SHORT PROBLEM: Answer with one number: the count of lines in the listing below that hold the word "into".
-- Begin LISTING --
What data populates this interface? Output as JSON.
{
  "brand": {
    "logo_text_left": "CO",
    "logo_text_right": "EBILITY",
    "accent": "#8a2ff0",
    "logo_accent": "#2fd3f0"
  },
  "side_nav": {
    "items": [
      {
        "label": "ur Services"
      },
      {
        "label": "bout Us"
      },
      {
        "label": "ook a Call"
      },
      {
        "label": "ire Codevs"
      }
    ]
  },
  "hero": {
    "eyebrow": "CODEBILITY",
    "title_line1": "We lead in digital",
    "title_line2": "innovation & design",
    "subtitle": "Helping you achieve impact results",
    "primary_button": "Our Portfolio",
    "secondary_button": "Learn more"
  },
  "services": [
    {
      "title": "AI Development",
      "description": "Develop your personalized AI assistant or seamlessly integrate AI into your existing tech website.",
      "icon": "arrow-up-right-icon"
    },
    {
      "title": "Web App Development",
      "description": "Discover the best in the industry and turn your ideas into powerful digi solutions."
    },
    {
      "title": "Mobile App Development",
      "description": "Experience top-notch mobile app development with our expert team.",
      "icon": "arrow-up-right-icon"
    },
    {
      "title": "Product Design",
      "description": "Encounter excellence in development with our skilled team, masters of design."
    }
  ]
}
-- End LISTING --
ANSWER TO THE PROBLEM: 2